GIVEN REQUEST ->
Repeat every entry word for word, skipping the pictures.

Stored entries:
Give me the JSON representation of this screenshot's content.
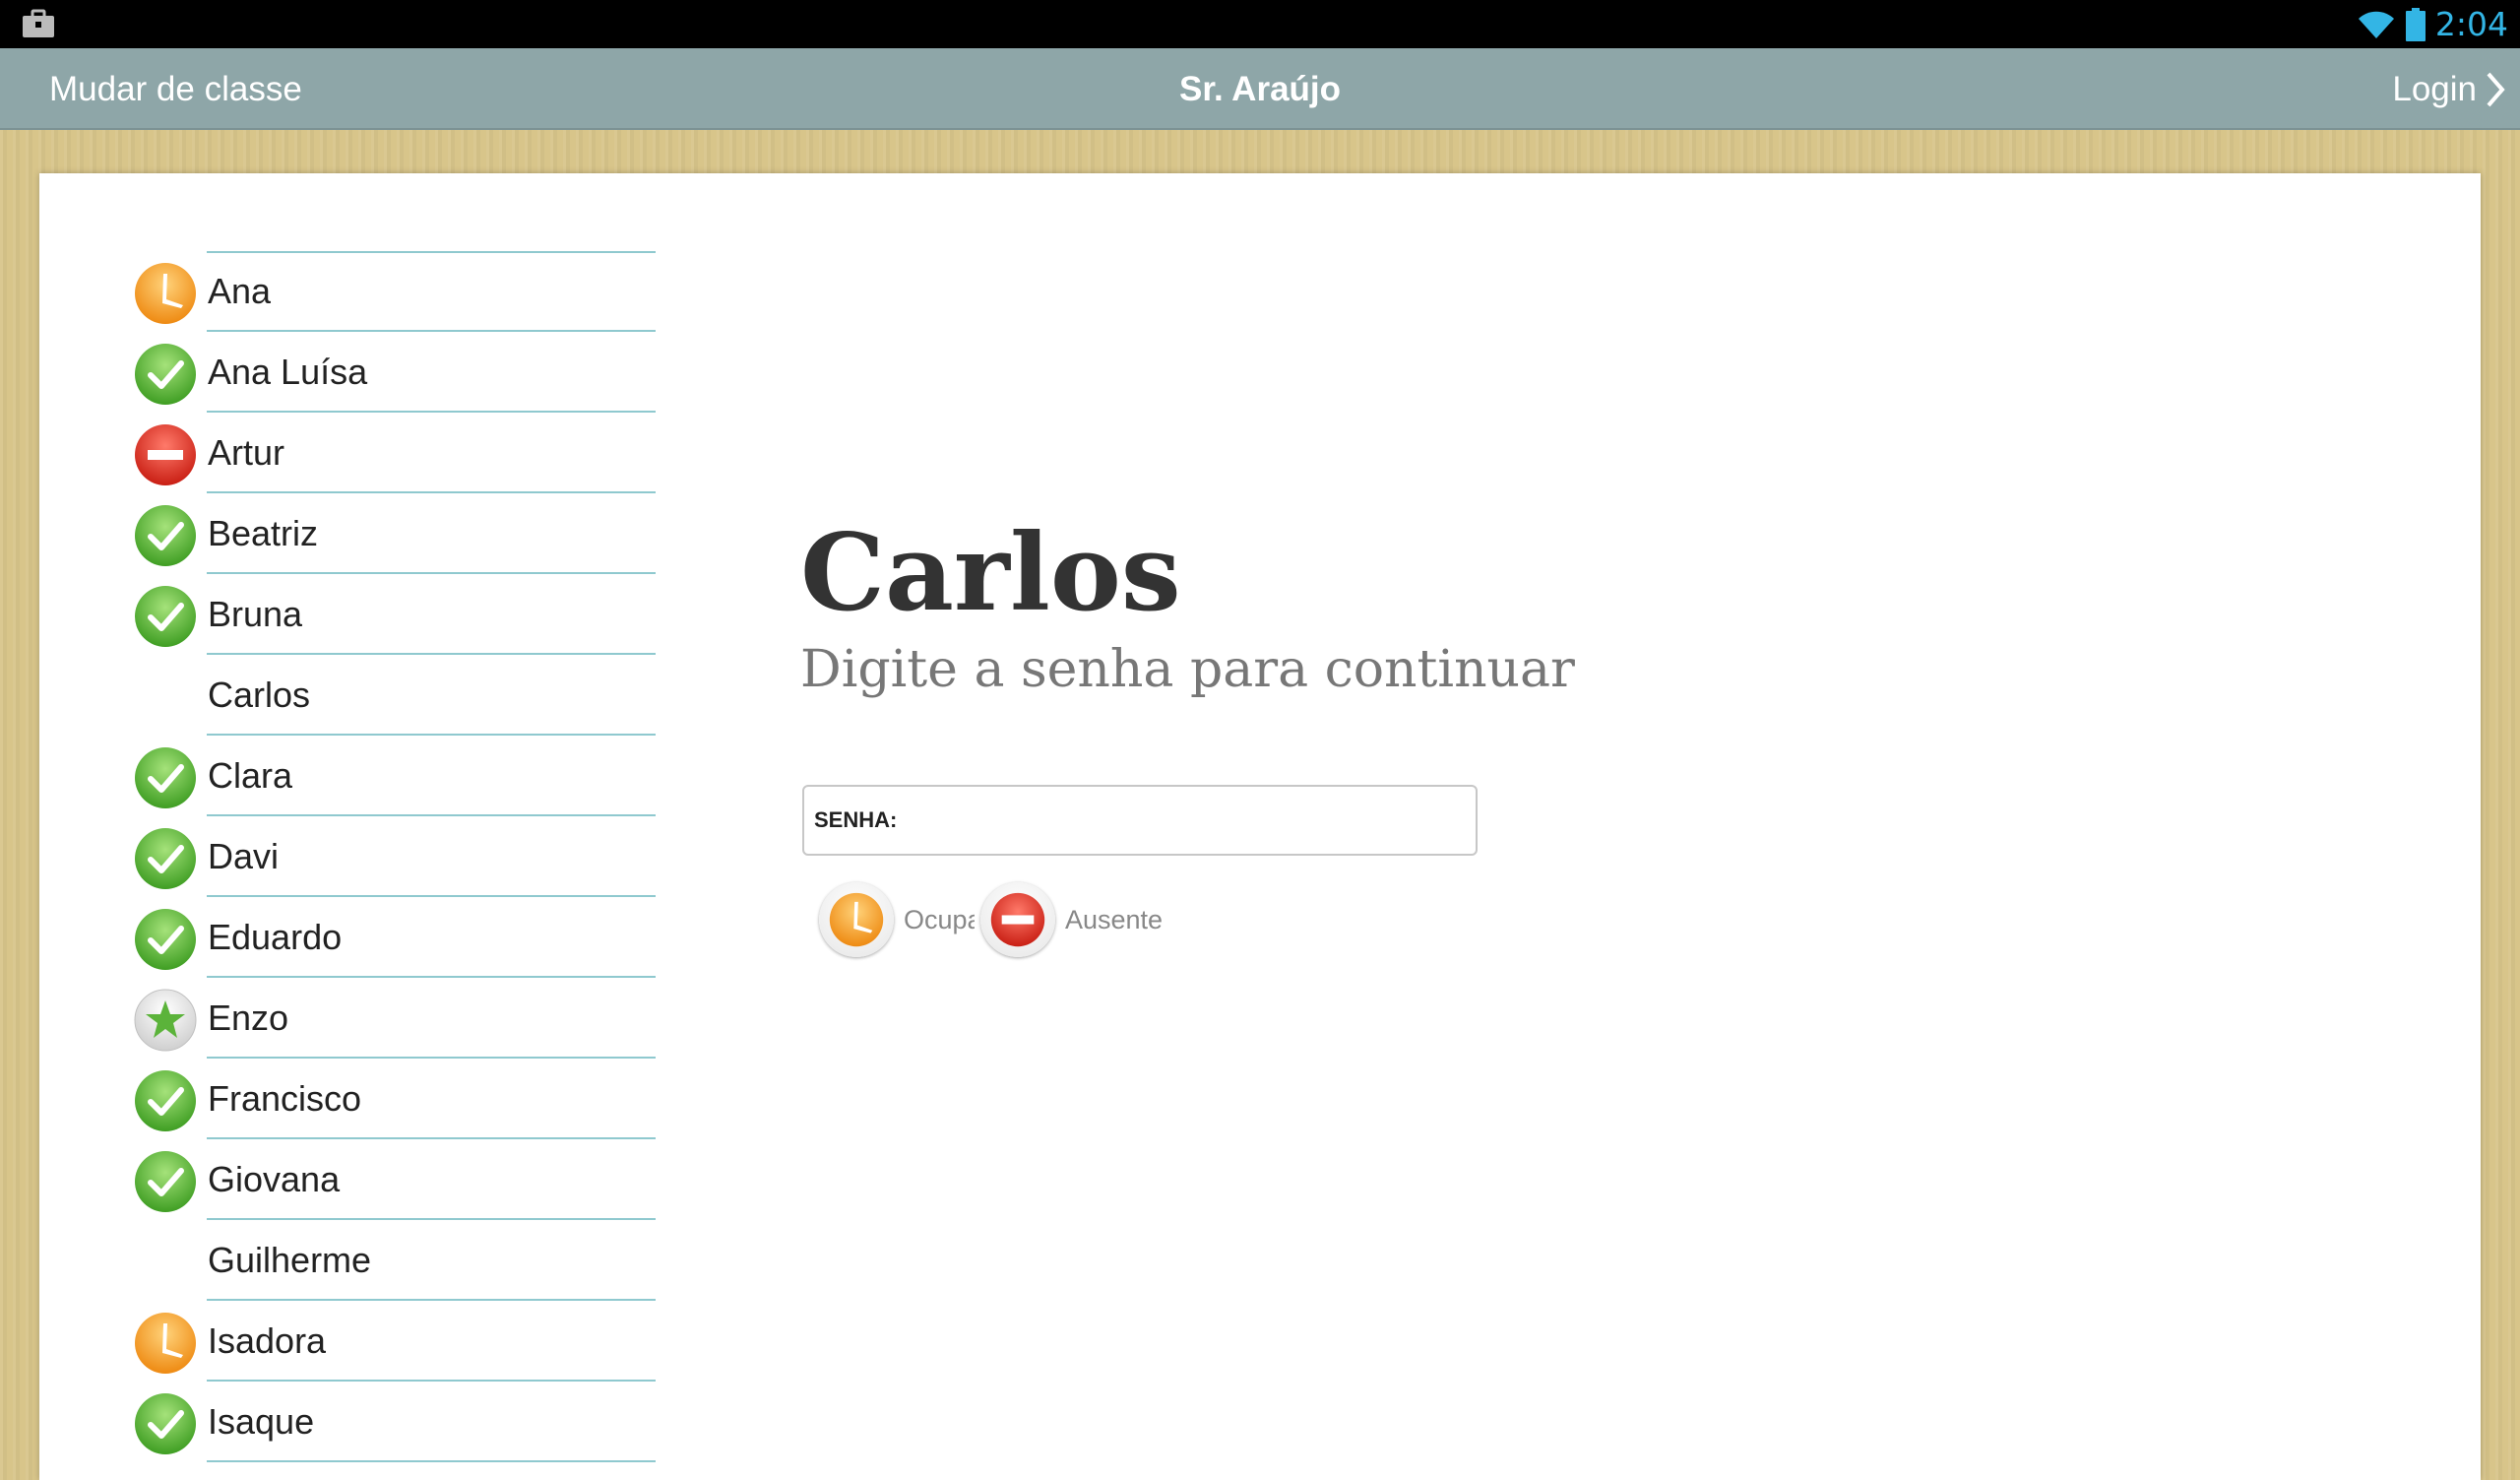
{
  "status_bar": {
    "time": "2:04",
    "left_icon": "briefcase-icon",
    "wifi_icon": "wifi-icon",
    "battery_icon": "battery-icon"
  },
  "app_bar": {
    "left_label": "Mudar de classe",
    "title": "Sr. Araújo",
    "right_label": "Login",
    "right_icon": "chevron-right-icon"
  },
  "students": [
    {
      "name": "Ana",
      "status": "busy"
    },
    {
      "name": "Ana Luísa",
      "status": "present"
    },
    {
      "name": "Artur",
      "status": "absent"
    },
    {
      "name": "Beatriz",
      "status": "present"
    },
    {
      "name": "Bruna",
      "status": "present"
    },
    {
      "name": "Carlos",
      "status": "none"
    },
    {
      "name": "Clara",
      "status": "present"
    },
    {
      "name": "Davi",
      "status": "present"
    },
    {
      "name": "Eduardo",
      "status": "present"
    },
    {
      "name": "Enzo",
      "status": "star"
    },
    {
      "name": "Francisco",
      "status": "present"
    },
    {
      "name": "Giovana",
      "status": "present"
    },
    {
      "name": "Guilherme",
      "status": "none"
    },
    {
      "name": "Isadora",
      "status": "busy"
    },
    {
      "name": "Isaque",
      "status": "present"
    }
  ],
  "main": {
    "selected_name": "Carlos",
    "prompt": "Digite a senha para continuar",
    "password_label": "SENHA:",
    "password_value": "",
    "status_options": [
      {
        "label": "Ocupa",
        "icon": "clock-icon"
      },
      {
        "label": "Ausente",
        "icon": "no-entry-icon"
      }
    ]
  },
  "colors": {
    "app_bar": "#8ea6a8",
    "wood": "#d8c58a",
    "divider": "#8fc9cf",
    "time": "#33b5e5",
    "present": "#6cc24a",
    "busy": "#f7a42a",
    "absent": "#e0362a"
  }
}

TASK OUTPUT ->
Give me the JSON representation of this screenshot's content.
{
  "status_bar": {
    "time": "2:04",
    "left_icon": "briefcase-icon",
    "wifi_icon": "wifi-icon",
    "battery_icon": "battery-icon"
  },
  "app_bar": {
    "left_label": "Mudar de classe",
    "title": "Sr. Araújo",
    "right_label": "Login",
    "right_icon": "chevron-right-icon"
  },
  "students": [
    {
      "name": "Ana",
      "status": "busy"
    },
    {
      "name": "Ana Luísa",
      "status": "present"
    },
    {
      "name": "Artur",
      "status": "absent"
    },
    {
      "name": "Beatriz",
      "status": "present"
    },
    {
      "name": "Bruna",
      "status": "present"
    },
    {
      "name": "Carlos",
      "status": "none"
    },
    {
      "name": "Clara",
      "status": "present"
    },
    {
      "name": "Davi",
      "status": "present"
    },
    {
      "name": "Eduardo",
      "status": "present"
    },
    {
      "name": "Enzo",
      "status": "star"
    },
    {
      "name": "Francisco",
      "status": "present"
    },
    {
      "name": "Giovana",
      "status": "present"
    },
    {
      "name": "Guilherme",
      "status": "none"
    },
    {
      "name": "Isadora",
      "status": "busy"
    },
    {
      "name": "Isaque",
      "status": "present"
    }
  ],
  "main": {
    "selected_name": "Carlos",
    "prompt": "Digite a senha para continuar",
    "password_label": "SENHA:",
    "password_value": "",
    "status_options": [
      {
        "label": "Ocupa",
        "icon": "clock-icon"
      },
      {
        "label": "Ausente",
        "icon": "no-entry-icon"
      }
    ]
  },
  "colors": {
    "app_bar": "#8ea6a8",
    "wood": "#d8c58a",
    "divider": "#8fc9cf",
    "time": "#33b5e5",
    "present": "#6cc24a",
    "busy": "#f7a42a",
    "absent": "#e0362a"
  }
}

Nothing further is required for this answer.